#### The task:
Look through the records below, count the lines with the word "rgba", and reply with only the number.

#### Input data:
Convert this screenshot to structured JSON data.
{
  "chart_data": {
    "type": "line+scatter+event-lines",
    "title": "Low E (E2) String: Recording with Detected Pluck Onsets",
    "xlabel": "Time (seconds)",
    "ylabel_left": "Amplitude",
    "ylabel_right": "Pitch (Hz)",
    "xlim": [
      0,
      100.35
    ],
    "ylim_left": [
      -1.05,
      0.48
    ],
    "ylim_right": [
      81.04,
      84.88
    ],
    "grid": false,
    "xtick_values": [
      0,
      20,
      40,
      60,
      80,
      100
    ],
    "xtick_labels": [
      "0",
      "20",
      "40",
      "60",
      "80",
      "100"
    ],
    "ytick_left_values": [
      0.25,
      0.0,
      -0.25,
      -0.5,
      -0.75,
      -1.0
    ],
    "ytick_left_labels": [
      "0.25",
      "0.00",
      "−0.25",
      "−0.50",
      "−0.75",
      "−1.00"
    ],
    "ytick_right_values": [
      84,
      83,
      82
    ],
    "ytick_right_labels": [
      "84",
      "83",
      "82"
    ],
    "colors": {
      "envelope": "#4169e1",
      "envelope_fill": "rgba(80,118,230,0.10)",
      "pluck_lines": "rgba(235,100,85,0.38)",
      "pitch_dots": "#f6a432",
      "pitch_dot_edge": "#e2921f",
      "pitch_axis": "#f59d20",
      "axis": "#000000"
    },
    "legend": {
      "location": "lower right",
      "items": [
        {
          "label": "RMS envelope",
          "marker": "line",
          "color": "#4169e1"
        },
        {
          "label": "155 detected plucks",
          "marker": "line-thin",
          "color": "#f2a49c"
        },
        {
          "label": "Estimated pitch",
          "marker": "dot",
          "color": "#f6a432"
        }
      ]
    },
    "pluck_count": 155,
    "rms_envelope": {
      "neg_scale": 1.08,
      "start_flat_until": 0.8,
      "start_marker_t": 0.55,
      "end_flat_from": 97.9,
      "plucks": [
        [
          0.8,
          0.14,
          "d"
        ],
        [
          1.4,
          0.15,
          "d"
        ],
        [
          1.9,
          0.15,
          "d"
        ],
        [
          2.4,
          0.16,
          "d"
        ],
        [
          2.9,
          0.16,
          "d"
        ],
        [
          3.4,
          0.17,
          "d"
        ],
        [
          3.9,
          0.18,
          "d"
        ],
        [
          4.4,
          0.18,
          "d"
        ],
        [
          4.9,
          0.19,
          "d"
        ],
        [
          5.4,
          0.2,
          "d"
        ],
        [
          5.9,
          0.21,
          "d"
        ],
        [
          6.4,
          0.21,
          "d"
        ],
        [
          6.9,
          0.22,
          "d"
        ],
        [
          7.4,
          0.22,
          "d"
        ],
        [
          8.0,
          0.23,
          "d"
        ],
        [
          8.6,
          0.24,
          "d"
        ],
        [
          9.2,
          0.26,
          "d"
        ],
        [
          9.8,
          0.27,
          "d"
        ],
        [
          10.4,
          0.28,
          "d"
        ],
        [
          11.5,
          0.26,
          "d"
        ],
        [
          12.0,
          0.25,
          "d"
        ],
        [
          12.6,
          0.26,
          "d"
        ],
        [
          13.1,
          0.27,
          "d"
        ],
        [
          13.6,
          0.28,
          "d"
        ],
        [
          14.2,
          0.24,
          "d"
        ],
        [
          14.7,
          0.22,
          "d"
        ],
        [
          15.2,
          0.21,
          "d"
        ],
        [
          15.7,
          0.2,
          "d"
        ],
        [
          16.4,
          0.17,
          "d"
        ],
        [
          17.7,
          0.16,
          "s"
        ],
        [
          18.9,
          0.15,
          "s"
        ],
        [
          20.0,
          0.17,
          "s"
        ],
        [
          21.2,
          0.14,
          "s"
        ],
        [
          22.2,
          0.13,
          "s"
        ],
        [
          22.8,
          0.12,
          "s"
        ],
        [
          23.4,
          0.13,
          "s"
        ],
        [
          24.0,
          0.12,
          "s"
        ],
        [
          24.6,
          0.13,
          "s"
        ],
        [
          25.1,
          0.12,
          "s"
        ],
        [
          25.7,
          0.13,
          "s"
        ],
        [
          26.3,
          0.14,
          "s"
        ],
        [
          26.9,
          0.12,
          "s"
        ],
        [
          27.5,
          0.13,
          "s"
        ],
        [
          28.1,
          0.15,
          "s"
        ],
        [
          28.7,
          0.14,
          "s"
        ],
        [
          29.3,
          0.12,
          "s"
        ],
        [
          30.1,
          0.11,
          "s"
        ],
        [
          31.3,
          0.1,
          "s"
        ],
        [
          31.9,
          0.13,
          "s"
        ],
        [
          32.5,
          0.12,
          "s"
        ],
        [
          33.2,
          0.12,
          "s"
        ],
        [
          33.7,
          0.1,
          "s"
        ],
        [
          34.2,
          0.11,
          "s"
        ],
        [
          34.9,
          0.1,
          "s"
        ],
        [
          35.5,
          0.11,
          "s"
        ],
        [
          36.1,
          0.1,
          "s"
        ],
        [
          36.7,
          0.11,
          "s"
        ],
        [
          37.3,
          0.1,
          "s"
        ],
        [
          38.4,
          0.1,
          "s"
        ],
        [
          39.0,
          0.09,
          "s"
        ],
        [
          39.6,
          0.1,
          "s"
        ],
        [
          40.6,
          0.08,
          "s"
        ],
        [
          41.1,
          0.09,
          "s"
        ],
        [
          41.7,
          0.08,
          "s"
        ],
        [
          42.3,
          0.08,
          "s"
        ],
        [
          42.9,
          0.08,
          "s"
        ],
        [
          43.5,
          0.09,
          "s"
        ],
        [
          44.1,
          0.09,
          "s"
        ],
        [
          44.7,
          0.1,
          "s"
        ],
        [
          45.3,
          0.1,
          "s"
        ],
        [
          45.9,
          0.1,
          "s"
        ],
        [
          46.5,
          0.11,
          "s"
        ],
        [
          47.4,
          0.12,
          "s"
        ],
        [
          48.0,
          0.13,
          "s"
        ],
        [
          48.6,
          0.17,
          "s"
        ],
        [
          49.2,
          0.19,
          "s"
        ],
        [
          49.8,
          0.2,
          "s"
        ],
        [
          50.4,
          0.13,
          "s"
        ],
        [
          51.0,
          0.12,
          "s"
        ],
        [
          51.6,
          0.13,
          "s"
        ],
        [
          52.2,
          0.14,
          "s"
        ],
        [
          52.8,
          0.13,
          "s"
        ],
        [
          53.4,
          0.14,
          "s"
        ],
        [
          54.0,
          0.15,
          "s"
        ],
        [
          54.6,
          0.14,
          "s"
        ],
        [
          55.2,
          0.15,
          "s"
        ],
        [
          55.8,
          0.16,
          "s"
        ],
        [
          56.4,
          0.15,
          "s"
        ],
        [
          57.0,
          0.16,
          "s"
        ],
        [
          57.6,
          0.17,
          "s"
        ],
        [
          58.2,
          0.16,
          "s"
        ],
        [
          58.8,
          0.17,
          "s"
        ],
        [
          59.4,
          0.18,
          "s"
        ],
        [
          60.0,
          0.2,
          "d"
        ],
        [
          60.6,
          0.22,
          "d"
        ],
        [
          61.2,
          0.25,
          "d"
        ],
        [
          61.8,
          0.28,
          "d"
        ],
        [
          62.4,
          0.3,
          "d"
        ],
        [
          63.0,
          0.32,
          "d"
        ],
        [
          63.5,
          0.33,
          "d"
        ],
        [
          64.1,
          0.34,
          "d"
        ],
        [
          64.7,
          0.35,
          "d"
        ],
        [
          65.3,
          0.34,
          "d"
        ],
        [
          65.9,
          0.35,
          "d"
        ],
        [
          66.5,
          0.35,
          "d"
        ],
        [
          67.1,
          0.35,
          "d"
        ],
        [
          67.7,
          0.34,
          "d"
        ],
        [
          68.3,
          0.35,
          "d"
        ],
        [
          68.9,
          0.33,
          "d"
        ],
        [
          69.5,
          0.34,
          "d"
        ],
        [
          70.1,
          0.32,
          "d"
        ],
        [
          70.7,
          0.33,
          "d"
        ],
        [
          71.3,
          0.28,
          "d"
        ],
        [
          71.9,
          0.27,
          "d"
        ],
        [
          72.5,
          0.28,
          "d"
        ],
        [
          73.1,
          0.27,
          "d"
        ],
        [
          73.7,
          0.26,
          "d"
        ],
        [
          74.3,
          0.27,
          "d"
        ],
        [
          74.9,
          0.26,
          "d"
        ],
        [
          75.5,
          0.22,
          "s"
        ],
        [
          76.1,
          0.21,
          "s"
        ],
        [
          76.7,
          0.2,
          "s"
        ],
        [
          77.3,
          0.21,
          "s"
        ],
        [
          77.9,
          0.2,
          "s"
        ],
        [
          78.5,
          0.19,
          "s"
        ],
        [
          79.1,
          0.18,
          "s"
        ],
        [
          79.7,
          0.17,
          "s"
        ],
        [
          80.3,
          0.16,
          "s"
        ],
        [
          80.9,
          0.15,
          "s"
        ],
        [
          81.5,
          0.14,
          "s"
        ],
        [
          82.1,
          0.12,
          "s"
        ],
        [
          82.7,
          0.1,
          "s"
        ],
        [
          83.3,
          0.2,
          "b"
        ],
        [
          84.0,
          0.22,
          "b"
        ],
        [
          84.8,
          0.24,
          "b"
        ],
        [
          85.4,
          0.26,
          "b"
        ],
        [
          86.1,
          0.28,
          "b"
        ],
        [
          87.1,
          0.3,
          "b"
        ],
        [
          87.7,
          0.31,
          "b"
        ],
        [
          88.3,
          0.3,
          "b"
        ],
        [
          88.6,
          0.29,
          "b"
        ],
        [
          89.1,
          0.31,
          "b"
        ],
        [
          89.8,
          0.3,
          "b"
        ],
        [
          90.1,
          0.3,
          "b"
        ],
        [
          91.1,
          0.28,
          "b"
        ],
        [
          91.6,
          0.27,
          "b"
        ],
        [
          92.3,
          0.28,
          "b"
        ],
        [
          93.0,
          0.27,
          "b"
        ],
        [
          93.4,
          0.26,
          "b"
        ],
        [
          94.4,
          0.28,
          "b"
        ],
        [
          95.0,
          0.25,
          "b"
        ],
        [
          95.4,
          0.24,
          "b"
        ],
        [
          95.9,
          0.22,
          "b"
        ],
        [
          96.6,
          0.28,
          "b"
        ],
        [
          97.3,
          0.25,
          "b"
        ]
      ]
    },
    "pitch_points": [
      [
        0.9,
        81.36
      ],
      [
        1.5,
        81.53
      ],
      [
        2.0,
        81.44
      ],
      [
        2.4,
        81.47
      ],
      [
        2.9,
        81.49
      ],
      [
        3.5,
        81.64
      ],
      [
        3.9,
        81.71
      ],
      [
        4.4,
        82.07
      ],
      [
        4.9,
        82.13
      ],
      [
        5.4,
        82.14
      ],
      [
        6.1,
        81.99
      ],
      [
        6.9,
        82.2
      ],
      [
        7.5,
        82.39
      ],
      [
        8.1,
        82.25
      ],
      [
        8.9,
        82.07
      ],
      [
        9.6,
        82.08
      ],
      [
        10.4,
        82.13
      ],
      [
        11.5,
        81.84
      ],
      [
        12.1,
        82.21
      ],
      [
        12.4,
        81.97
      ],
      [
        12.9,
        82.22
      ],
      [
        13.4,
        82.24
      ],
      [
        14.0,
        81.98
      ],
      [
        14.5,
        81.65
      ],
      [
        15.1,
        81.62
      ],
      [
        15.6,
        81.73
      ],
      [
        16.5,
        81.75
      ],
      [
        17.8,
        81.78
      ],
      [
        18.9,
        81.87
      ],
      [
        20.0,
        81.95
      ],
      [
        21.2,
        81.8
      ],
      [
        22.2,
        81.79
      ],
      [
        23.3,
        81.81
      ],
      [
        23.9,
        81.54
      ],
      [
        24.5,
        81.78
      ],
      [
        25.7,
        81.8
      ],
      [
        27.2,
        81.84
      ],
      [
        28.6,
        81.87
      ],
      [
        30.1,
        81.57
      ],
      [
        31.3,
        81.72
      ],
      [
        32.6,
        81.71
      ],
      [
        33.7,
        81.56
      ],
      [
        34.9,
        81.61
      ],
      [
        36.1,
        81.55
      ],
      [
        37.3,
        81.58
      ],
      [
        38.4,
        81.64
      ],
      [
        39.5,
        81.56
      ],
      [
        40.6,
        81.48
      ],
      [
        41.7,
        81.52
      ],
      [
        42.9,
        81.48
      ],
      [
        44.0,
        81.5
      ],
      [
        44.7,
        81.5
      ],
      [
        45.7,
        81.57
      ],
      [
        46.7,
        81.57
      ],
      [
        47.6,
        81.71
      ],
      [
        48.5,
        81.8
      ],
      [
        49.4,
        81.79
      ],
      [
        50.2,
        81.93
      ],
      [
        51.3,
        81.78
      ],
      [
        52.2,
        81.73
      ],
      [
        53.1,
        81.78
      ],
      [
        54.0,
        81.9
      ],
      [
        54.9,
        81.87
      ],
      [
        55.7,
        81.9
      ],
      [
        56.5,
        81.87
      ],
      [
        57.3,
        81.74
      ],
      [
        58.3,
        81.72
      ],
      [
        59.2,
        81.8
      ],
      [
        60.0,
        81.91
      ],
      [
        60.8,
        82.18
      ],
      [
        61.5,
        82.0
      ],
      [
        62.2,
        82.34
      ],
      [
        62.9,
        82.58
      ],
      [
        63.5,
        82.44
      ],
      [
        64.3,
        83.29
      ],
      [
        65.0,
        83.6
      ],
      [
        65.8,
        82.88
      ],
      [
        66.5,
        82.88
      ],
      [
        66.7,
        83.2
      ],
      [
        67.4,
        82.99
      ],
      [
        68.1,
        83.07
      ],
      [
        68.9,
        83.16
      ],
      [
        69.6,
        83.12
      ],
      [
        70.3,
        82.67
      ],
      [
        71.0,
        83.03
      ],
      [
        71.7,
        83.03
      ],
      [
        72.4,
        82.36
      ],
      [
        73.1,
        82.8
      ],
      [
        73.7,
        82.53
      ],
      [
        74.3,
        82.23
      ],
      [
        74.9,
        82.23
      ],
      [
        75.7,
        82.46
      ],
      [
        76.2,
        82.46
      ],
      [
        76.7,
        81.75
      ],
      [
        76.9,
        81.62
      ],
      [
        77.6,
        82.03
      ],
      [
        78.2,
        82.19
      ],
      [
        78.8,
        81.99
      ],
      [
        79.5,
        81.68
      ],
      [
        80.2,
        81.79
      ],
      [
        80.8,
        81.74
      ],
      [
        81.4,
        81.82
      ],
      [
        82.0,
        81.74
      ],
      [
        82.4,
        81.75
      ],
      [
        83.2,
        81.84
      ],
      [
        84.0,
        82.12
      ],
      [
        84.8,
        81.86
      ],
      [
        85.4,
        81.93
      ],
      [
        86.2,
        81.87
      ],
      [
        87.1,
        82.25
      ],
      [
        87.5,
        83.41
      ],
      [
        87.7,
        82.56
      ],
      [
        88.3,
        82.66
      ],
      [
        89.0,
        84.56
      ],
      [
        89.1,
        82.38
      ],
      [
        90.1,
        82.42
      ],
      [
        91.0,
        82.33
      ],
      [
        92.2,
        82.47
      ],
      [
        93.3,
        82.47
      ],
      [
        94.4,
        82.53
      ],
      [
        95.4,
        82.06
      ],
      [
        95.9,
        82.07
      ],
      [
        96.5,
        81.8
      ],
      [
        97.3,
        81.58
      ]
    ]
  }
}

#### Written reply:
2